[Task to carry out]
Your task is to tally the lines of the listing containing the word "picture" and report the figure alone.

[Data to use]
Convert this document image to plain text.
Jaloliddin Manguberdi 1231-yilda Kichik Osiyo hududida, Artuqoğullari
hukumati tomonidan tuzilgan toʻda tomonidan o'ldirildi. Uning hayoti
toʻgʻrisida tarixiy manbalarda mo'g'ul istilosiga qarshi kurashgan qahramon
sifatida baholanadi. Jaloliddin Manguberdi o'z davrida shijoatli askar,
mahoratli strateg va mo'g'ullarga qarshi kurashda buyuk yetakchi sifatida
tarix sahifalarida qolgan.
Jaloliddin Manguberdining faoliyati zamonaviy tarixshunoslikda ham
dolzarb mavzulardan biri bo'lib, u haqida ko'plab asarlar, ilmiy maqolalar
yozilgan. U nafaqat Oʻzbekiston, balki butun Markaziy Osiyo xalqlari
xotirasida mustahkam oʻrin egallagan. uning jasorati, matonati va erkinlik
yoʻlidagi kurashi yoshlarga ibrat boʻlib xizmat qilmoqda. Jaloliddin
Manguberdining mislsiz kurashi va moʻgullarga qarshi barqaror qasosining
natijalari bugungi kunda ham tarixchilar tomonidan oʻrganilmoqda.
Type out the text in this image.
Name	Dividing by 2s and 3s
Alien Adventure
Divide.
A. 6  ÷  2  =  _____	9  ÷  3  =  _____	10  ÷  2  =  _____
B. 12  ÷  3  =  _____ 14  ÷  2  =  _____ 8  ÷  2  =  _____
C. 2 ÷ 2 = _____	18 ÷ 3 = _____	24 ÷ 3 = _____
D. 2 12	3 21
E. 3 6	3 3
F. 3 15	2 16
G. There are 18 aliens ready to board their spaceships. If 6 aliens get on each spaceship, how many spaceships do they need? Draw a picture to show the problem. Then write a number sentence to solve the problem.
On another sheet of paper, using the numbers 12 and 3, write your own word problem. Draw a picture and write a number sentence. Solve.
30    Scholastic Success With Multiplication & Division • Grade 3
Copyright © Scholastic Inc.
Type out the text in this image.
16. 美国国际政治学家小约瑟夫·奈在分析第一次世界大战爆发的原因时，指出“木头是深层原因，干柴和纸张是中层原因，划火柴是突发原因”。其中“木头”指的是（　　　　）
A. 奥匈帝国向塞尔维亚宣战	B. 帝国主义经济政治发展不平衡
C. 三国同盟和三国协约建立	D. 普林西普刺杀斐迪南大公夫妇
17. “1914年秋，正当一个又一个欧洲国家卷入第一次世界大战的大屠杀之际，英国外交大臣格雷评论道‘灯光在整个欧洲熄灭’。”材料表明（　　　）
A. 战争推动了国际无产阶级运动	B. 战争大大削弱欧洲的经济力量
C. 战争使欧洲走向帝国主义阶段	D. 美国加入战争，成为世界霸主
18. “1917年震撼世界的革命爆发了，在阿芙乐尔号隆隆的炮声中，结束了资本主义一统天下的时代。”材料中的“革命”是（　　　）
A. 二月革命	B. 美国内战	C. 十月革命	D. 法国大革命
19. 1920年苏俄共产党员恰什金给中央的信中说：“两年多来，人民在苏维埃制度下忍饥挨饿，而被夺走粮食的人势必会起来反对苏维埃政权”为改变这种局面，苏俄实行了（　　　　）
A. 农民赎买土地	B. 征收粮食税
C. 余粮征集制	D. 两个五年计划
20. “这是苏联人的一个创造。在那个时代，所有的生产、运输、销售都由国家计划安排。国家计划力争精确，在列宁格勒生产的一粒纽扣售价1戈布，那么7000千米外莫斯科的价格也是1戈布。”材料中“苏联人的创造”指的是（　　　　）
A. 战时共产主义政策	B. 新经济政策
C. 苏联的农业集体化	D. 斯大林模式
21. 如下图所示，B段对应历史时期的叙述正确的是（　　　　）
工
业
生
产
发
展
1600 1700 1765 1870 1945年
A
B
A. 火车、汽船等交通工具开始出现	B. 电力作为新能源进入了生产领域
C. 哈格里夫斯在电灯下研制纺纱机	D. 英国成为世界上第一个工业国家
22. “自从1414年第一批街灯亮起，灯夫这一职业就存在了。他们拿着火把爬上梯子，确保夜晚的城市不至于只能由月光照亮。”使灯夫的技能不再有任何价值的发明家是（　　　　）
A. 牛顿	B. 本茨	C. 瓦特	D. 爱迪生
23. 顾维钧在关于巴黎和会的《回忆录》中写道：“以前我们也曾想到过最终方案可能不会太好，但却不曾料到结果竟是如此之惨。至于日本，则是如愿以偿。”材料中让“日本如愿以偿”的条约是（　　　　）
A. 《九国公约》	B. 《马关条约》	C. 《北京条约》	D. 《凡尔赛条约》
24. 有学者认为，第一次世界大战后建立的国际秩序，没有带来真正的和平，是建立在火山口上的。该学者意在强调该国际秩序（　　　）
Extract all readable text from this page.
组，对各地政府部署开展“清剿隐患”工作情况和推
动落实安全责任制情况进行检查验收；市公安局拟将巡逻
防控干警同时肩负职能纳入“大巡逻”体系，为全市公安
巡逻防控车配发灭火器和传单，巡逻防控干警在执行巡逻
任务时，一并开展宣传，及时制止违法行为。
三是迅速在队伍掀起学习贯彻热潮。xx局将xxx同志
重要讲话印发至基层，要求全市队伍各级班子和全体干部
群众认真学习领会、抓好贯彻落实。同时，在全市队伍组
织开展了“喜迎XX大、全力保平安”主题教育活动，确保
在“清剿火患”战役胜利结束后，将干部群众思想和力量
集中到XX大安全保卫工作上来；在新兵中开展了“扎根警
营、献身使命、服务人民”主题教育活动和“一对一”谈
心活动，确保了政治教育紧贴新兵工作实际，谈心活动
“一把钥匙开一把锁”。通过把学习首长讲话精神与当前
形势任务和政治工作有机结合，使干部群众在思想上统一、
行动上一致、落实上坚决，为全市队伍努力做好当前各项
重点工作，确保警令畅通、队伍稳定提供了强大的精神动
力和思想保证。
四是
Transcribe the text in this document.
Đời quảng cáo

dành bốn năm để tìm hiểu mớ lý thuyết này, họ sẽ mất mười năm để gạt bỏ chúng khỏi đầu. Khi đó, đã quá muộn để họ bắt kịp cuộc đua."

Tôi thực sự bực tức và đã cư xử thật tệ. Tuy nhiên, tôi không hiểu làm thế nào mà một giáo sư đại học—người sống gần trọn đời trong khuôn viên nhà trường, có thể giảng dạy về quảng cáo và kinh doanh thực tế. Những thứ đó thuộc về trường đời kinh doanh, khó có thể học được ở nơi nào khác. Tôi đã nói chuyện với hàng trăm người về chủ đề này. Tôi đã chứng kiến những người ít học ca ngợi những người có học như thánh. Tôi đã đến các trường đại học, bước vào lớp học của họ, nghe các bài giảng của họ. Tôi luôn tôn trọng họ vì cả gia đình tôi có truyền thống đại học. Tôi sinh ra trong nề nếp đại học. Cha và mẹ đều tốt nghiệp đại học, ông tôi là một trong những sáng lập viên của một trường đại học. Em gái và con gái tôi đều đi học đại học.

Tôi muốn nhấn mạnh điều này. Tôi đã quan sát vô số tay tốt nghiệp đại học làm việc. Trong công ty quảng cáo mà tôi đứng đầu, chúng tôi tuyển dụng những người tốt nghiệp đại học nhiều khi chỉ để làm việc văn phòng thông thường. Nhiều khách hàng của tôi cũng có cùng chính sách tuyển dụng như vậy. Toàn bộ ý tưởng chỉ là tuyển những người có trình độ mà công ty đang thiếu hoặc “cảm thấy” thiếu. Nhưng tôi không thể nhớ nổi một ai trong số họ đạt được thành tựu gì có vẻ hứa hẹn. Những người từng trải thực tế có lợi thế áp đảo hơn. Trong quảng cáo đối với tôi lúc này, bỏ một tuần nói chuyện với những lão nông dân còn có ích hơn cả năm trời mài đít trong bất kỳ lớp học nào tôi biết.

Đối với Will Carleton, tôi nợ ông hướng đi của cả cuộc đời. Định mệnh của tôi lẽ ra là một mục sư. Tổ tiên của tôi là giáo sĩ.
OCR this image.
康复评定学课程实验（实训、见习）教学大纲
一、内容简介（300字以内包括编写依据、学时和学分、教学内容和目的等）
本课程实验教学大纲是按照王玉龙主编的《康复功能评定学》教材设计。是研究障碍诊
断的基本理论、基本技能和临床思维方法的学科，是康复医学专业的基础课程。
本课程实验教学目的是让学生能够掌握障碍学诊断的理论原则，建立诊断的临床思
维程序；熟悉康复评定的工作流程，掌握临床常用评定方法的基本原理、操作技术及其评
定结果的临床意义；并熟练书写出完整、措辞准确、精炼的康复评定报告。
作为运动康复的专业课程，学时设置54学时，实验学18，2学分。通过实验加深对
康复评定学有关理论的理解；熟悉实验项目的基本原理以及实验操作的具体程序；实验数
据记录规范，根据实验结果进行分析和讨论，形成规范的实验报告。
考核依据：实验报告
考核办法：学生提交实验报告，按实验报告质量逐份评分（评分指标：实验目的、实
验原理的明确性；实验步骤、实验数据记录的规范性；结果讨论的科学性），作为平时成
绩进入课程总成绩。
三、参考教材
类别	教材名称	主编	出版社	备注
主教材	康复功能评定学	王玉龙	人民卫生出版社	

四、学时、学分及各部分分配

[Expected answer]
2